:: WRITTEN INSTRUCTION ::
Make an exact copy of the records, dropping all pictures.

(Stored dataset items)
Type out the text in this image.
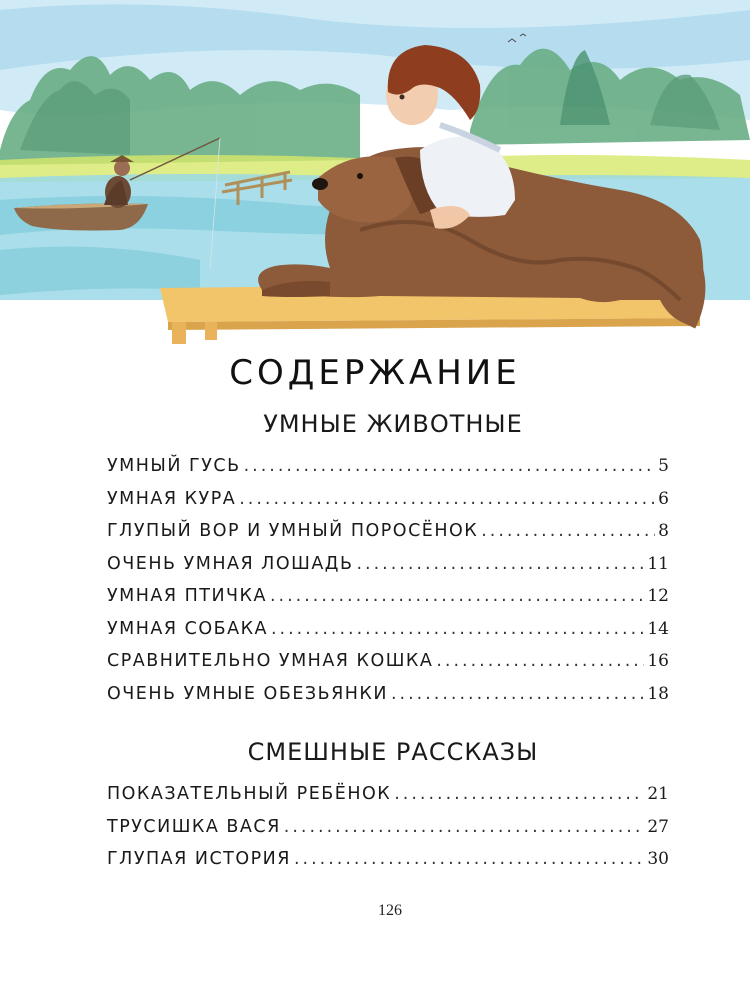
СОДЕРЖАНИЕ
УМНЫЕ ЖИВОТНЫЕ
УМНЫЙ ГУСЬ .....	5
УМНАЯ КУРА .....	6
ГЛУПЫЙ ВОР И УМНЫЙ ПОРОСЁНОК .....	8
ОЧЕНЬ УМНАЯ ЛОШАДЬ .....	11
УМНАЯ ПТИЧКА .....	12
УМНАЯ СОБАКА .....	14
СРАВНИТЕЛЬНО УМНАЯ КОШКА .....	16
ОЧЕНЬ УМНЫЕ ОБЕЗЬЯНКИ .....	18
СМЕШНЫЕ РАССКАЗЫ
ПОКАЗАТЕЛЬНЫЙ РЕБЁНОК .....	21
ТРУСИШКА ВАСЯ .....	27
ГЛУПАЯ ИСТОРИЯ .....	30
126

:: RESULT ::
Type out the text in this image.
СОДЕРЖАНИЕ
УМНЫЕ ЖИВОТНЫЕ
УМНЫЙ ГУСЬ .....	5
УМНАЯ КУРА .....	6
ГЛУПЫЙ ВОР И УМНЫЙ ПОРОСЁНОК .....	8
ОЧЕНЬ УМНАЯ ЛОШАДЬ .....	11
УМНАЯ ПТИЧКА .....	12
УМНАЯ СОБАКА .....	14
СРАВНИТЕЛЬНО УМНАЯ КОШКА .....	16
ОЧЕНЬ УМНЫЕ ОБЕЗЬЯНКИ .....	18
СМЕШНЫЕ РАССКАЗЫ
ПОКАЗАТЕЛЬНЫЙ РЕБЁНОК .....	21
ТРУСИШКА ВАСЯ .....	27
ГЛУПАЯ ИСТОРИЯ .....	30
126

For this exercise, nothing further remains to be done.